→ Task instructions
Tell me how many lines hold "High", please, using only the number.

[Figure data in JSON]
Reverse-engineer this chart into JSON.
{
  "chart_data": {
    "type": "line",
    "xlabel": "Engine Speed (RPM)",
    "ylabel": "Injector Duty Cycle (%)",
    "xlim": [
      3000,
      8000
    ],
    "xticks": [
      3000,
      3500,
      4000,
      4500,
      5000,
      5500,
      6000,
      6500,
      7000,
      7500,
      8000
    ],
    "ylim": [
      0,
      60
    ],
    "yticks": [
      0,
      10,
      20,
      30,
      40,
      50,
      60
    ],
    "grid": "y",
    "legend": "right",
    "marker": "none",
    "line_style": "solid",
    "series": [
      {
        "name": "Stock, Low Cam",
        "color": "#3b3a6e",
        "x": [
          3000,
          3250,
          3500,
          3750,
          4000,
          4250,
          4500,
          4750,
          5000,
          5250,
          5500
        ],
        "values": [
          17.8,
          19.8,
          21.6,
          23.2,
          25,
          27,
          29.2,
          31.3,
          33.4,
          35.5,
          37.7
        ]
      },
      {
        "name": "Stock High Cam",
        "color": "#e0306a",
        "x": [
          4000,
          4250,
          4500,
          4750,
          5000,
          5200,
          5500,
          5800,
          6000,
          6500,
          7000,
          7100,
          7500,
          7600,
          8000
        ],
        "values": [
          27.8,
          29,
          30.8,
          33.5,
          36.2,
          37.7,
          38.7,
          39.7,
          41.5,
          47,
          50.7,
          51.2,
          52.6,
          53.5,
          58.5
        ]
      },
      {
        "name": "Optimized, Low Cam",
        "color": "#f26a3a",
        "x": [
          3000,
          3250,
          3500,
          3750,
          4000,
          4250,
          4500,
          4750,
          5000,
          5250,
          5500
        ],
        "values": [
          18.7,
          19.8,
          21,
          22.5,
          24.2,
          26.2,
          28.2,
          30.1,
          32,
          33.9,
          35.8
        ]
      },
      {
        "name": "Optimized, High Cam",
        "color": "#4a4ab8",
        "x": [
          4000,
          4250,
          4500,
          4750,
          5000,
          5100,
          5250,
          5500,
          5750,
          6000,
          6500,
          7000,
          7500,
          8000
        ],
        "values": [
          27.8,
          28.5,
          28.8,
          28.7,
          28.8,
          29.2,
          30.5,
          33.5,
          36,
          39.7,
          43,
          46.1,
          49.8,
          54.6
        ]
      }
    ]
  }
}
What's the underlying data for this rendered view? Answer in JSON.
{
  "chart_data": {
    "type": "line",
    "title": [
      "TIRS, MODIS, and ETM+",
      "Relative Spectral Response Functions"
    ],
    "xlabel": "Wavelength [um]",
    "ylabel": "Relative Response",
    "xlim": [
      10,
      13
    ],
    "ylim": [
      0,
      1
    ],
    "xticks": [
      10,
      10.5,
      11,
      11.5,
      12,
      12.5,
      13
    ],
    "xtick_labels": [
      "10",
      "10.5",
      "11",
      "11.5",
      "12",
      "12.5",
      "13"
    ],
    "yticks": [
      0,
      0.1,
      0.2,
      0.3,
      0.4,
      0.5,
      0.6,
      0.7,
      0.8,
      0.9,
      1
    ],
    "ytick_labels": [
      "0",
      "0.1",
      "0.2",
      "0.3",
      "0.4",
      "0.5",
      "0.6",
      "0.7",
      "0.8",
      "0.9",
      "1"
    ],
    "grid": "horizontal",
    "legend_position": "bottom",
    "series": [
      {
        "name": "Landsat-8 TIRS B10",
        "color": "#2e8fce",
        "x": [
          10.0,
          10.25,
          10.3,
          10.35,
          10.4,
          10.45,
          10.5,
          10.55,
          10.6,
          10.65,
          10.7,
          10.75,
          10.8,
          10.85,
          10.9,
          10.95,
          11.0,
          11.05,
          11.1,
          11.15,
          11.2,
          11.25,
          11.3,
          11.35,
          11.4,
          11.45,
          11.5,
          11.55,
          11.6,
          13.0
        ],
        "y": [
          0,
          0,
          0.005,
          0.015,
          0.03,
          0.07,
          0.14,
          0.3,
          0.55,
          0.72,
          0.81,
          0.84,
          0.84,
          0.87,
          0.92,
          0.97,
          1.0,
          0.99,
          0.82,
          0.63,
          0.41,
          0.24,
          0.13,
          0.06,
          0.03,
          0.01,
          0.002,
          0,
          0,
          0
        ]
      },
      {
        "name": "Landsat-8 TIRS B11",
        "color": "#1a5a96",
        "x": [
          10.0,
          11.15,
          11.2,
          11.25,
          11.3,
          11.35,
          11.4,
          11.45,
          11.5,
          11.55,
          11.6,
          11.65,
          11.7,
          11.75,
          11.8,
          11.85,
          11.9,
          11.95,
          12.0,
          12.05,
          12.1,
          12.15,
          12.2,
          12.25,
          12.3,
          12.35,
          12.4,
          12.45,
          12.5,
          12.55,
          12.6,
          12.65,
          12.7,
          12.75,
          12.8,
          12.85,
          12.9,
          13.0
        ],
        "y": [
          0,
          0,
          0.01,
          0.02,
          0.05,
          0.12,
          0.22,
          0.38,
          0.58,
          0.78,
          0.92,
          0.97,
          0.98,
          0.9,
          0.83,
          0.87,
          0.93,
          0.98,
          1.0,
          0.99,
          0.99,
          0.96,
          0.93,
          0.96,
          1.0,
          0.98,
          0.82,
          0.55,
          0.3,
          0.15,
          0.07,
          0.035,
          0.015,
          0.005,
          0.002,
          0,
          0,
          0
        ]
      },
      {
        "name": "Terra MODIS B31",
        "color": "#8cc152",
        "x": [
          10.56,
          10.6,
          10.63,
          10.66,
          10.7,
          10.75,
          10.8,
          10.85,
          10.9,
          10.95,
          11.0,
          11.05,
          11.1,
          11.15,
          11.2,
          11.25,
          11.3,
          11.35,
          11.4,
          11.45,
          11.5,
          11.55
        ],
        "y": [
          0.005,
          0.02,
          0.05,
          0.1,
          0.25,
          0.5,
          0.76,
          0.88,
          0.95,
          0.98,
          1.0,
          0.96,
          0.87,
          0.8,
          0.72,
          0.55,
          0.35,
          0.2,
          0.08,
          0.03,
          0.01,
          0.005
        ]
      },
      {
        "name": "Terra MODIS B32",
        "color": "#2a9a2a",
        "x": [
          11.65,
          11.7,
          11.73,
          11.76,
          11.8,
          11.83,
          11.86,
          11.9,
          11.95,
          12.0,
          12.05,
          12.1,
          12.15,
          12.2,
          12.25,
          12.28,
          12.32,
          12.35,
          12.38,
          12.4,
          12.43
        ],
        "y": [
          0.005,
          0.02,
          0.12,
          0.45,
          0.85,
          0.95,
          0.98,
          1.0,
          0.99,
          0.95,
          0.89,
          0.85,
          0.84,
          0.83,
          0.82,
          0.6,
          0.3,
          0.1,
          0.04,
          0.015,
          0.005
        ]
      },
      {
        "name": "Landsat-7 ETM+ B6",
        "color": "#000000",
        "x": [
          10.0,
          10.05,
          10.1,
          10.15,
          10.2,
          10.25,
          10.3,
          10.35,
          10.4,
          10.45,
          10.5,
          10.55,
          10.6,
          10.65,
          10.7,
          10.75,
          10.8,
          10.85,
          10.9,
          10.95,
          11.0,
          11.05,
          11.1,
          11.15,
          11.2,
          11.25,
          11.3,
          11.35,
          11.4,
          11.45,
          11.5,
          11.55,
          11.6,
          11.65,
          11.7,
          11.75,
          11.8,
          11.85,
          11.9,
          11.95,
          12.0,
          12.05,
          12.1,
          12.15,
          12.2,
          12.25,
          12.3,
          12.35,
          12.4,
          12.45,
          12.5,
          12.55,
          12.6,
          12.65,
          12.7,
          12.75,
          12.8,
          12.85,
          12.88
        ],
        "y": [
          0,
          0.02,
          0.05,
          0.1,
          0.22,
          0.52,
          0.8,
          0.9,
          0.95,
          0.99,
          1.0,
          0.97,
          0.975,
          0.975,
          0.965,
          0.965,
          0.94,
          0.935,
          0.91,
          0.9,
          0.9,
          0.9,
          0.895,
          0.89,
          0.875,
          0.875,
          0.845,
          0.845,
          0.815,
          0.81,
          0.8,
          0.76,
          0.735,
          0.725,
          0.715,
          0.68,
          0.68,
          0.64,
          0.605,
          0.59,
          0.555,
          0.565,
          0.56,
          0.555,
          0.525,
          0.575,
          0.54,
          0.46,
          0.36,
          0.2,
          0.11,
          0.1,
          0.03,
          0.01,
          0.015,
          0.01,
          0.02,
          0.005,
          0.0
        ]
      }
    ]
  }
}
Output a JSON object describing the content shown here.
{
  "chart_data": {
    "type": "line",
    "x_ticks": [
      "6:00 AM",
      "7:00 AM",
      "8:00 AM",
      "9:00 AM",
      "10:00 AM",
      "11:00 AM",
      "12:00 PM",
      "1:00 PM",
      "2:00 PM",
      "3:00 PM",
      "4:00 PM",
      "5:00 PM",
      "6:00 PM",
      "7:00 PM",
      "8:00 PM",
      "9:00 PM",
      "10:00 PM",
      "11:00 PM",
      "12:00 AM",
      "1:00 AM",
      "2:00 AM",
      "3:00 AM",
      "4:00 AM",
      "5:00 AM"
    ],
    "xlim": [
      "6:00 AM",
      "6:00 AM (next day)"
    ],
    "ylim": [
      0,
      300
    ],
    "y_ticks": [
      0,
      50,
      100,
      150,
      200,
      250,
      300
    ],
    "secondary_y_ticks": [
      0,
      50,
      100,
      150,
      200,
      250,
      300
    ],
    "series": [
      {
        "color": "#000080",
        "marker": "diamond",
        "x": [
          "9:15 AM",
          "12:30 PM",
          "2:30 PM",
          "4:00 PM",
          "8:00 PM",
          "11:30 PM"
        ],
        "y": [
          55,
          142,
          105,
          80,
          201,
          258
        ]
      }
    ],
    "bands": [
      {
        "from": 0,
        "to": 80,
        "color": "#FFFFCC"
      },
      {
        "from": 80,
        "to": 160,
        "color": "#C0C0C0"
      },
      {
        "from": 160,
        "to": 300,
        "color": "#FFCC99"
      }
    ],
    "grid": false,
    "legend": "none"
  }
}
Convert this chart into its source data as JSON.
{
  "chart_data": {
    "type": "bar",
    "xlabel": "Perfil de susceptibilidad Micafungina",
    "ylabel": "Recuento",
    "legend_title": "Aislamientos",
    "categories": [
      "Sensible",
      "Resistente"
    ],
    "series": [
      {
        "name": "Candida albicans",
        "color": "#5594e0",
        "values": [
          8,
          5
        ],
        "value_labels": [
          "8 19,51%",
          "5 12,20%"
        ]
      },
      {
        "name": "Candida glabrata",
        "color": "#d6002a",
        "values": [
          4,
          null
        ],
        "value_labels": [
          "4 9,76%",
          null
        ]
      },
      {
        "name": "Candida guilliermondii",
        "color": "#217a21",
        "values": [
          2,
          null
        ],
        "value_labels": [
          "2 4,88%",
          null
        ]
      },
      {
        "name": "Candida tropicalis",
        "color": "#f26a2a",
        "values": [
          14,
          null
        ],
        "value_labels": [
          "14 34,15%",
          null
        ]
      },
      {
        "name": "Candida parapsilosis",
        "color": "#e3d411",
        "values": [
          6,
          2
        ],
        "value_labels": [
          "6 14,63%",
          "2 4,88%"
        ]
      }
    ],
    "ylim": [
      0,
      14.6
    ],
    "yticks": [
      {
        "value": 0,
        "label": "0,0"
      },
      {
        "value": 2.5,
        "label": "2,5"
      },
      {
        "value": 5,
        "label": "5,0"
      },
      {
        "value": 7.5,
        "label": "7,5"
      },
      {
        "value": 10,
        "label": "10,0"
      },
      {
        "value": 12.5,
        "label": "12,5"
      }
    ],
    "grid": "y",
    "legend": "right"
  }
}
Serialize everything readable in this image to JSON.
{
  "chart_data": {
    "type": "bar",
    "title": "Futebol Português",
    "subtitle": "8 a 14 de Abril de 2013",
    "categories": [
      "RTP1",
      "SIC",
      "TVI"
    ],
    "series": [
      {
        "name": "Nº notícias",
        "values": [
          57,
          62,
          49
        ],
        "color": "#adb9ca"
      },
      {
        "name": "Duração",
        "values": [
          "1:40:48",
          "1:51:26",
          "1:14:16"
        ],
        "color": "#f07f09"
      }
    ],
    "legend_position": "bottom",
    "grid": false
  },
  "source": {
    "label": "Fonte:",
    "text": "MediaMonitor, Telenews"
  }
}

→ Output of the exercise
2